:: REQUIREMENTS ::
Copy out all the entries exactly.

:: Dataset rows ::
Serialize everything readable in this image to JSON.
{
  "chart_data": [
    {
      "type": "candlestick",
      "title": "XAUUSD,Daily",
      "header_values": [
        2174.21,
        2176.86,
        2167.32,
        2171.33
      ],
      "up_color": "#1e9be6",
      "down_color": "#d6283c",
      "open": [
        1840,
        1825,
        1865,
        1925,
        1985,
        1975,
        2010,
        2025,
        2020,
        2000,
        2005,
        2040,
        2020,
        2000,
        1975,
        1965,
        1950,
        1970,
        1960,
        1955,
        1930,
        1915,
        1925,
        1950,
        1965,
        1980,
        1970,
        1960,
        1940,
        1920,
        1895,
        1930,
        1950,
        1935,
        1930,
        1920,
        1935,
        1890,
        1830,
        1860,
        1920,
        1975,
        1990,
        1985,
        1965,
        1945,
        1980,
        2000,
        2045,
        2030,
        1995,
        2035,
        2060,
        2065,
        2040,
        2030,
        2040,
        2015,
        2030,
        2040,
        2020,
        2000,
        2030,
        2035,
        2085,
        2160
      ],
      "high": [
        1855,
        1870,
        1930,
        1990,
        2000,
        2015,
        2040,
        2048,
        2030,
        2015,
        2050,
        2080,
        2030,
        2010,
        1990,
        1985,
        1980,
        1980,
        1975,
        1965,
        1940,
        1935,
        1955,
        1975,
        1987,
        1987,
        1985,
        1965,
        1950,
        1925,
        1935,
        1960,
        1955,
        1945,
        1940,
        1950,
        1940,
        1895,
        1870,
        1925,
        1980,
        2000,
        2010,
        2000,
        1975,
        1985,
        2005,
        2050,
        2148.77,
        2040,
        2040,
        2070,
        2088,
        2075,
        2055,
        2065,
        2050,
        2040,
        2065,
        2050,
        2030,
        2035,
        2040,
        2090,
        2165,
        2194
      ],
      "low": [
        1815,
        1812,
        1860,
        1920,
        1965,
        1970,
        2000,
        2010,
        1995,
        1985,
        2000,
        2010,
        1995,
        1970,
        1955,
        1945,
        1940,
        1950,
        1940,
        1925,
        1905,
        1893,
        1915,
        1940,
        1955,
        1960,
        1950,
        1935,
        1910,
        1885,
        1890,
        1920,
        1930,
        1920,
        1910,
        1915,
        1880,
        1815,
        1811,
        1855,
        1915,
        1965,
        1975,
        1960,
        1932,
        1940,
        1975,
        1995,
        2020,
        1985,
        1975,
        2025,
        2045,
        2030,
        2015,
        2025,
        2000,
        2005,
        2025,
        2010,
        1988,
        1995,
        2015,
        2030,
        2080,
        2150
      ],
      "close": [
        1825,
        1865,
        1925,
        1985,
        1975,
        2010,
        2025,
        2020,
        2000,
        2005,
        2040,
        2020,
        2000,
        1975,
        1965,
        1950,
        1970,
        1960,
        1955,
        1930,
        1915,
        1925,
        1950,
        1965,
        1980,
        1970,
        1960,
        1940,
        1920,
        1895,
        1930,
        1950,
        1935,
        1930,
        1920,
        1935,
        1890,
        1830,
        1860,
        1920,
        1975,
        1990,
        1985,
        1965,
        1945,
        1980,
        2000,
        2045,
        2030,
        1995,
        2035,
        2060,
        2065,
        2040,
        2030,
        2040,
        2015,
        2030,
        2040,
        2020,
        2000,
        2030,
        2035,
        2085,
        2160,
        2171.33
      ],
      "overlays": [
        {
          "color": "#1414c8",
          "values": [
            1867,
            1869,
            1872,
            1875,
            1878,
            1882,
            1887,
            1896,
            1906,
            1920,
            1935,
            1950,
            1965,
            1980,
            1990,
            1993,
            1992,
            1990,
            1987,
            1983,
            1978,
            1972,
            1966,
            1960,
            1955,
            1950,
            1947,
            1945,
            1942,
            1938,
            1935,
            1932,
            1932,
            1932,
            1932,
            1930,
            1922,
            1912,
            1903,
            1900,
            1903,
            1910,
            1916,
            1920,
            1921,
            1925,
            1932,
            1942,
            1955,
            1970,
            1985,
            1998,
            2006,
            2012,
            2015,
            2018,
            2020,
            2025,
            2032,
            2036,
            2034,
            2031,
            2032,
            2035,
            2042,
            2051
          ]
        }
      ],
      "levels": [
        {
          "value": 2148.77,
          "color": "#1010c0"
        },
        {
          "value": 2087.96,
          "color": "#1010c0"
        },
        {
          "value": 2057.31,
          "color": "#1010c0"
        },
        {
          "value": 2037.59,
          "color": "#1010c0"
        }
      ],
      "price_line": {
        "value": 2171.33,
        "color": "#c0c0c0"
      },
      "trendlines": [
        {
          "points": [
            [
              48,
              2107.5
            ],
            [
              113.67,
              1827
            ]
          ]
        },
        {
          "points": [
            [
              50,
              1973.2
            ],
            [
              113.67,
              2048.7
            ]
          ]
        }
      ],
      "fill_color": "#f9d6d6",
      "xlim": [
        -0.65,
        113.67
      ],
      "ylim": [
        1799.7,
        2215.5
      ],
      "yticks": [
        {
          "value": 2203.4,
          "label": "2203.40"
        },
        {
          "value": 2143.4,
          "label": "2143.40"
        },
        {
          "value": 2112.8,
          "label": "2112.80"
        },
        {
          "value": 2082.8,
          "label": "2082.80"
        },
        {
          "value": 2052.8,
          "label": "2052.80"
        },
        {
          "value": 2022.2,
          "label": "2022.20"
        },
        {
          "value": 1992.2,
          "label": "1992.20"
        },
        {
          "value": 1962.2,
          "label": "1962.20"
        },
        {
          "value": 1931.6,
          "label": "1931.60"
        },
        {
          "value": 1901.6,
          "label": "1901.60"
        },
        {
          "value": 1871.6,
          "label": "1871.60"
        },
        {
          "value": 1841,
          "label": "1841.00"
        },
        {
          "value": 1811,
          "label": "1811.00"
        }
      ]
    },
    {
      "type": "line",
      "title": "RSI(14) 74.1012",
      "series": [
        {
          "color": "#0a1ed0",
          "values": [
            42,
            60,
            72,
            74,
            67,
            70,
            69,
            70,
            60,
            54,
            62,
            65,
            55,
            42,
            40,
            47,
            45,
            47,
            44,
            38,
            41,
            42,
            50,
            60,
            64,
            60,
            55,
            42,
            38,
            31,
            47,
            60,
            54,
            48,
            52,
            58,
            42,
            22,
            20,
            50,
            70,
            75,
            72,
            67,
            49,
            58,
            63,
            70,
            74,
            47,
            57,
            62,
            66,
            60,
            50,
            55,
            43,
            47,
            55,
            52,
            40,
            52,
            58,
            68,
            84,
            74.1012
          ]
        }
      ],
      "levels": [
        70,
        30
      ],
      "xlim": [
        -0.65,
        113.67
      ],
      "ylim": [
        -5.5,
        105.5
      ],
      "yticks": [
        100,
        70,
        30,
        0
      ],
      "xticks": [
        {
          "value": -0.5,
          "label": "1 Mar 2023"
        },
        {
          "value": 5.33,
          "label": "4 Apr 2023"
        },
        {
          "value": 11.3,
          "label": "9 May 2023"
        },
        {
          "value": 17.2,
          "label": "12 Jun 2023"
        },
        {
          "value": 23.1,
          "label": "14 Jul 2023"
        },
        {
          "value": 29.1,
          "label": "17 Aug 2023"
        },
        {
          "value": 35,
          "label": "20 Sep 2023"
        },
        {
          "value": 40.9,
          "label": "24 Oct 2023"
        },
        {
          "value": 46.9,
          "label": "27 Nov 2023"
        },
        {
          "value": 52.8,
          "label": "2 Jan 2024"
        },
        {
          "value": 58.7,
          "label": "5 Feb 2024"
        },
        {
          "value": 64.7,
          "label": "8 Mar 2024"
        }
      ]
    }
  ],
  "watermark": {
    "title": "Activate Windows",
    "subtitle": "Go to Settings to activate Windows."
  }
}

:: WRITTEN RESPONSE ::
Serialize everything readable in this image to JSON.
{
  "chart_data": [
    {
      "type": "candlestick",
      "title": "XAUUSD,Daily",
      "header_values": [
        2174.21,
        2176.86,
        2167.32,
        2171.33
      ],
      "up_color": "#1e9be6",
      "down_color": "#d6283c",
      "open": [
        1840,
        1825,
        1865,
        1925,
        1985,
        1975,
        2010,
        2025,
        2020,
        2000,
        2005,
        2040,
        2020,
        2000,
        1975,
        1965,
        1950,
        1970,
        1960,
        1955,
        1930,
        1915,
        1925,
        1950,
        1965,
        1980,
        1970,
        1960,
        1940,
        1920,
        1895,
        1930,
        1950,
        1935,
        1930,
        1920,
        1935,
        1890,
        1830,
        1860,
        1920,
        1975,
        1990,
        1985,
        1965,
        1945,
        1980,
        2000,
        2045,
        2030,
        1995,
        2035,
        2060,
        2065,
        2040,
        2030,
        2040,
        2015,
        2030,
        2040,
        2020,
        2000,
        2030,
        2035,
        2085,
        2160
      ],
      "high": [
        1855,
        1870,
        1930,
        1990,
        2000,
        2015,
        2040,
        2048,
        2030,
        2015,
        2050,
        2080,
        2030,
        2010,
        1990,
        1985,
        1980,
        1980,
        1975,
        1965,
        1940,
        1935,
        1955,
        1975,
        1987,
        1987,
        1985,
        1965,
        1950,
        1925,
        1935,
        1960,
        1955,
        1945,
        1940,
        1950,
        1940,
        1895,
        1870,
        1925,
        1980,
        2000,
        2010,
        2000,
        1975,
        1985,
        2005,
        2050,
        2148.77,
        2040,
        2040,
        2070,
        2088,
        2075,
        2055,
        2065,
        2050,
        2040,
        2065,
        2050,
        2030,
        2035,
        2040,
        2090,
        2165,
        2194
      ],
      "low": [
        1815,
        1812,
        1860,
        1920,
        1965,
        1970,
        2000,
        2010,
        1995,
        1985,
        2000,
        2010,
        1995,
        1970,
        1955,
        1945,
        1940,
        1950,
        1940,
        1925,
        1905,
        1893,
        1915,
        1940,
        1955,
        1960,
        1950,
        1935,
        1910,
        1885,
        1890,
        1920,
        1930,
        1920,
        1910,
        1915,
        1880,
        1815,
        1811,
        1855,
        1915,
        1965,
        1975,
        1960,
        1932,
        1940,
        1975,
        1995,
        2020,
        1985,
        1975,
        2025,
        2045,
        2030,
        2015,
        2025,
        2000,
        2005,
        2025,
        2010,
        1988,
        1995,
        2015,
        2030,
        2080,
        2150
      ],
      "close": [
        1825,
        1865,
        1925,
        1985,
        1975,
        2010,
        2025,
        2020,
        2000,
        2005,
        2040,
        2020,
        2000,
        1975,
        1965,
        1950,
        1970,
        1960,
        1955,
        1930,
        1915,
        1925,
        1950,
        1965,
        1980,
        1970,
        1960,
        1940,
        1920,
        1895,
        1930,
        1950,
        1935,
        1930,
        1920,
        1935,
        1890,
        1830,
        1860,
        1920,
        1975,
        1990,
        1985,
        1965,
        1945,
        1980,
        2000,
        2045,
        2030,
        1995,
        2035,
        2060,
        2065,
        2040,
        2030,
        2040,
        2015,
        2030,
        2040,
        2020,
        2000,
        2030,
        2035,
        2085,
        2160,
        2171.33
      ],
      "overlays": [
        {
          "color": "#1414c8",
          "values": [
            1867,
            1869,
            1872,
            1875,
            1878,
            1882,
            1887,
            1896,
            1906,
            1920,
            1935,
            1950,
            1965,
            1980,
            1990,
            1993,
            1992,
            1990,
            1987,
            1983,
            1978,
            1972,
            1966,
            1960,
            1955,
            1950,
            1947,
            1945,
            1942,
            1938,
            1935,
            1932,
            1932,
            1932,
            1932,
            1930,
            1922,
            1912,
            1903,
            1900,
            1903,
            1910,
            1916,
            1920,
            1921,
            1925,
            1932,
            1942,
            1955,
            1970,
            1985,
            1998,
            2006,
            2012,
            2015,
            2018,
            2020,
            2025,
            2032,
            2036,
            2034,
            2031,
            2032,
            2035,
            2042,
            2051
          ]
        }
      ],
      "levels": [
        {
          "value": 2148.77,
          "color": "#1010c0"
        },
        {
          "value": 2087.96,
          "color": "#1010c0"
        },
        {
          "value": 2057.31,
          "color": "#1010c0"
        },
        {
          "value": 2037.59,
          "color": "#1010c0"
        }
      ],
      "price_line": {
        "value": 2171.33,
        "color": "#c0c0c0"
      },
      "trendlines": [
        {
          "points": [
            [
              48,
              2107.5
            ],
            [
              113.67,
              1827
            ]
          ]
        },
        {
          "points": [
            [
              50,
              1973.2
            ],
            [
              113.67,
              2048.7
            ]
          ]
        }
      ],
      "fill_color": "#f9d6d6",
      "xlim": [
        -0.65,
        113.67
      ],
      "ylim": [
        1799.7,
        2215.5
      ],
      "yticks": [
        {
          "value": 2203.4,
          "label": "2203.40"
        },
        {
          "value": 2143.4,
          "label": "2143.40"
        },
        {
          "value": 2112.8,
          "label": "2112.80"
        },
        {
          "value": 2082.8,
          "label": "2082.80"
        },
        {
          "value": 2052.8,
          "label": "2052.80"
        },
        {
          "value": 2022.2,
          "label": "2022.20"
        },
        {
          "value": 1992.2,
          "label": "1992.20"
        },
        {
          "value": 1962.2,
          "label": "1962.20"
        },
        {
          "value": 1931.6,
          "label": "1931.60"
        },
        {
          "value": 1901.6,
          "label": "1901.60"
        },
        {
          "value": 1871.6,
          "label": "1871.60"
        },
        {
          "value": 1841,
          "label": "1841.00"
        },
        {
          "value": 1811,
          "label": "1811.00"
        }
      ]
    },
    {
      "type": "line",
      "title": "RSI(14) 74.1012",
      "series": [
        {
          "color": "#0a1ed0",
          "values": [
            42,
            60,
            72,
            74,
            67,
            70,
            69,
            70,
            60,
            54,
            62,
            65,
            55,
            42,
            40,
            47,
            45,
            47,
            44,
            38,
            41,
            42,
            50,
            60,
            64,
            60,
            55,
            42,
            38,
            31,
            47,
            60,
            54,
            48,
            52,
            58,
            42,
            22,
            20,
            50,
            70,
            75,
            72,
            67,
            49,
            58,
            63,
            70,
            74,
            47,
            57,
            62,
            66,
            60,
            50,
            55,
            43,
            47,
            55,
            52,
            40,
            52,
            58,
            68,
            84,
            74.1012
          ]
        }
      ],
      "levels": [
        70,
        30
      ],
      "xlim": [
        -0.65,
        113.67
      ],
      "ylim": [
        -5.5,
        105.5
      ],
      "yticks": [
        100,
        70,
        30,
        0
      ],
      "xticks": [
        {
          "value": -0.5,
          "label": "1 Mar 2023"
        },
        {
          "value": 5.33,
          "label": "4 Apr 2023"
        },
        {
          "value": 11.3,
          "label": "9 May 2023"
        },
        {
          "value": 17.2,
          "label": "12 Jun 2023"
        },
        {
          "value": 23.1,
          "label": "14 Jul 2023"
        },
        {
          "value": 29.1,
          "label": "17 Aug 2023"
        },
        {
          "value": 35,
          "label": "20 Sep 2023"
        },
        {
          "value": 40.9,
          "label": "24 Oct 2023"
        },
        {
          "value": 46.9,
          "label": "27 Nov 2023"
        },
        {
          "value": 52.8,
          "label": "2 Jan 2024"
        },
        {
          "value": 58.7,
          "label": "5 Feb 2024"
        },
        {
          "value": 64.7,
          "label": "8 Mar 2024"
        }
      ]
    }
  ],
  "watermark": {
    "title": "Activate Windows",
    "subtitle": "Go to Settings to activate Windows."
  }
}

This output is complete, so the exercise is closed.